### Material for this exercise
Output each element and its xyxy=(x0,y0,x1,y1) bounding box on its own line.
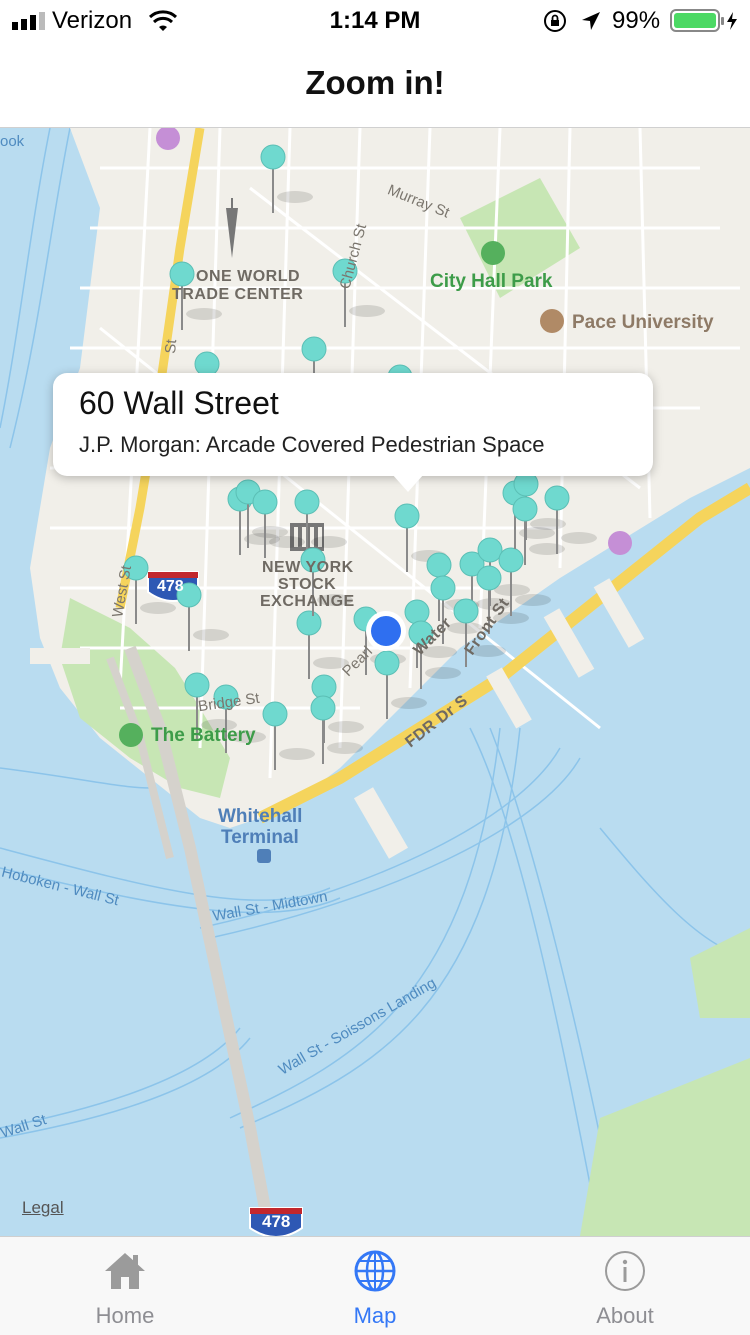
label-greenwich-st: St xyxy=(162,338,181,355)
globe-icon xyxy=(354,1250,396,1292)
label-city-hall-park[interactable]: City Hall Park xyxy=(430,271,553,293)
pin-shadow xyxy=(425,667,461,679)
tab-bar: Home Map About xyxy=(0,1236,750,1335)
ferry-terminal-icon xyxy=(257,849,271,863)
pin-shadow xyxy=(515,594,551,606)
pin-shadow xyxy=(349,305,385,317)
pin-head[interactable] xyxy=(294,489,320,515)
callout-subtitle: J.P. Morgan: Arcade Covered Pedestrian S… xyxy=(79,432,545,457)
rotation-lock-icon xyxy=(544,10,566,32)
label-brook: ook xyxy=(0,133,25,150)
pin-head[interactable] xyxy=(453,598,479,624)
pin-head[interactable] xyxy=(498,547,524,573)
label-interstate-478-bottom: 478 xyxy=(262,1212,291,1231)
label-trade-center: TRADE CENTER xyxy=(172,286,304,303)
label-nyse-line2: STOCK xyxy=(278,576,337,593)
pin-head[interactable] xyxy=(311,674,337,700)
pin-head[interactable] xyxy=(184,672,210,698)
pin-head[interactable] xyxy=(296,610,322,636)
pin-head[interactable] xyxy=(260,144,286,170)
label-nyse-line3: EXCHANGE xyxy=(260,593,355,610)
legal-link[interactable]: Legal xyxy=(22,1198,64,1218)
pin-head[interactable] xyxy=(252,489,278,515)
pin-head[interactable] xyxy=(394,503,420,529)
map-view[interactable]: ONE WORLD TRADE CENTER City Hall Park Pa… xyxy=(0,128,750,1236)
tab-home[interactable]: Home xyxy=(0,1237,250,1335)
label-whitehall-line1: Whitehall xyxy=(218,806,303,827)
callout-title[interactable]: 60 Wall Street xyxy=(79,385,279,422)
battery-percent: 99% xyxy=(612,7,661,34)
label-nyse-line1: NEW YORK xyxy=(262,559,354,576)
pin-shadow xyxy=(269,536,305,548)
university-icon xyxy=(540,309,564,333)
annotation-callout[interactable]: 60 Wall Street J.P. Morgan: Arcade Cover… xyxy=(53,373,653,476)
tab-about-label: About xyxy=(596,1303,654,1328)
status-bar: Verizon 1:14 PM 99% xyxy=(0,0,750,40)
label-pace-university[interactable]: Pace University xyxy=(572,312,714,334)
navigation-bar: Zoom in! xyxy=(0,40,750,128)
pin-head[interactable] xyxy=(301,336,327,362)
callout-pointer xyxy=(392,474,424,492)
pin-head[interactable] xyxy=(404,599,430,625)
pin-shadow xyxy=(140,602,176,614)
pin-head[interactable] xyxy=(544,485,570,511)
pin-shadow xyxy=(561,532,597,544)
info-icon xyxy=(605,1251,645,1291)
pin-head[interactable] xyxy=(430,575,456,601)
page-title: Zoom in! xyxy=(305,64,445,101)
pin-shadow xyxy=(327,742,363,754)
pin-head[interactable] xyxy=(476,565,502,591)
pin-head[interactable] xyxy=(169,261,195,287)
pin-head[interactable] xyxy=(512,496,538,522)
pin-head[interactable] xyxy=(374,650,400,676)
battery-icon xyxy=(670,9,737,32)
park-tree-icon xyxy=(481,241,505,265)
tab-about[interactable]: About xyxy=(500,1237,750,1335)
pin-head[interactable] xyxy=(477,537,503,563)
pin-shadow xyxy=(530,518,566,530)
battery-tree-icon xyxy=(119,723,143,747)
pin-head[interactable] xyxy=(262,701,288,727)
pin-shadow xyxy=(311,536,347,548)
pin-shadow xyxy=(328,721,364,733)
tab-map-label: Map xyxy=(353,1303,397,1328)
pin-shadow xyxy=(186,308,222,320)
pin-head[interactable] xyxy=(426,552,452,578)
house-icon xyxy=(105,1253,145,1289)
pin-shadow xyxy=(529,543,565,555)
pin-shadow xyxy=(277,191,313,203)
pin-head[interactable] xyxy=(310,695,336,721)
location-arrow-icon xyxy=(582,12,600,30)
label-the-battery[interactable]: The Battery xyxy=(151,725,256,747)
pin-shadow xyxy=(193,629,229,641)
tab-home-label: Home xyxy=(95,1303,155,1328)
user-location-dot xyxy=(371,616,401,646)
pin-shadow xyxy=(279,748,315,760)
######
Rewrite all of the lines above, swapping "pin-shadow" for "pin-base" everywhere it appears and keeping everything else the same. Omit the picture.

Output each element and its xyxy=(x0,y0,x1,y1) bounding box on its own line.
label-greenwich-st: St xyxy=(162,338,181,355)
globe-icon xyxy=(354,1250,396,1292)
label-city-hall-park[interactable]: City Hall Park xyxy=(430,271,553,293)
pin-base xyxy=(425,667,461,679)
tab-bar: Home Map About xyxy=(0,1236,750,1335)
ferry-terminal-icon xyxy=(257,849,271,863)
pin-base xyxy=(515,594,551,606)
pin-base xyxy=(349,305,385,317)
pin-head[interactable] xyxy=(294,489,320,515)
callout-subtitle: J.P. Morgan: Arcade Covered Pedestrian S… xyxy=(79,432,545,457)
rotation-lock-icon xyxy=(544,10,566,32)
label-brook: ook xyxy=(0,133,25,150)
pin-head[interactable] xyxy=(453,598,479,624)
pin-head[interactable] xyxy=(498,547,524,573)
label-interstate-478-bottom: 478 xyxy=(262,1212,291,1231)
label-trade-center: TRADE CENTER xyxy=(172,286,304,303)
label-nyse-line2: STOCK xyxy=(278,576,337,593)
pin-head[interactable] xyxy=(311,674,337,700)
pin-head[interactable] xyxy=(184,672,210,698)
pin-head[interactable] xyxy=(296,610,322,636)
pin-head[interactable] xyxy=(260,144,286,170)
label-nyse-line3: EXCHANGE xyxy=(260,593,355,610)
legal-link[interactable]: Legal xyxy=(22,1198,64,1218)
pin-head[interactable] xyxy=(252,489,278,515)
pin-head[interactable] xyxy=(394,503,420,529)
map-view[interactable]: ONE WORLD TRADE CENTER City Hall Park Pa… xyxy=(0,128,750,1236)
tab-home[interactable]: Home xyxy=(0,1237,250,1335)
label-whitehall-line1: Whitehall xyxy=(218,806,303,827)
callout-title[interactable]: 60 Wall Street xyxy=(79,385,279,422)
battery-percent: 99% xyxy=(612,7,661,34)
label-nyse-line1: NEW YORK xyxy=(262,559,354,576)
pin-base xyxy=(269,536,305,548)
university-icon xyxy=(540,309,564,333)
annotation-callout[interactable]: 60 Wall Street J.P. Morgan: Arcade Cover… xyxy=(53,373,653,476)
tab-about-label: About xyxy=(596,1303,654,1328)
status-bar: Verizon 1:14 PM 99% xyxy=(0,0,750,40)
label-pace-university[interactable]: Pace University xyxy=(572,312,714,334)
navigation-bar: Zoom in! xyxy=(0,40,750,128)
pin-head[interactable] xyxy=(301,336,327,362)
callout-pointer xyxy=(392,474,424,492)
pin-head[interactable] xyxy=(404,599,430,625)
pin-base xyxy=(140,602,176,614)
pin-head[interactable] xyxy=(544,485,570,511)
pin-base xyxy=(561,532,597,544)
info-icon xyxy=(605,1251,645,1291)
pin-head[interactable] xyxy=(430,575,456,601)
page-title: Zoom in! xyxy=(305,64,445,101)
pin-base xyxy=(327,742,363,754)
pin-head[interactable] xyxy=(476,565,502,591)
pin-head[interactable] xyxy=(169,261,195,287)
pin-head[interactable] xyxy=(512,496,538,522)
pin-head[interactable] xyxy=(374,650,400,676)
battery-icon xyxy=(670,9,737,32)
park-tree-icon xyxy=(481,241,505,265)
tab-about[interactable]: About xyxy=(500,1237,750,1335)
pin-head[interactable] xyxy=(477,537,503,563)
pin-base xyxy=(530,518,566,530)
battery-tree-icon xyxy=(119,723,143,747)
pin-head[interactable] xyxy=(262,701,288,727)
pin-base xyxy=(311,536,347,548)
pin-base xyxy=(328,721,364,733)
tab-map-label: Map xyxy=(353,1303,397,1328)
pin-base xyxy=(186,308,222,320)
pin-head[interactable] xyxy=(426,552,452,578)
house-icon xyxy=(105,1253,145,1289)
pin-base xyxy=(529,543,565,555)
pin-base xyxy=(277,191,313,203)
pin-head[interactable] xyxy=(310,695,336,721)
location-arrow-icon xyxy=(582,12,600,30)
label-the-battery[interactable]: The Battery xyxy=(151,725,256,747)
pin-base xyxy=(193,629,229,641)
tab-home-label: Home xyxy=(95,1303,155,1328)
user-location-dot xyxy=(371,616,401,646)
pin-base xyxy=(279,748,315,760)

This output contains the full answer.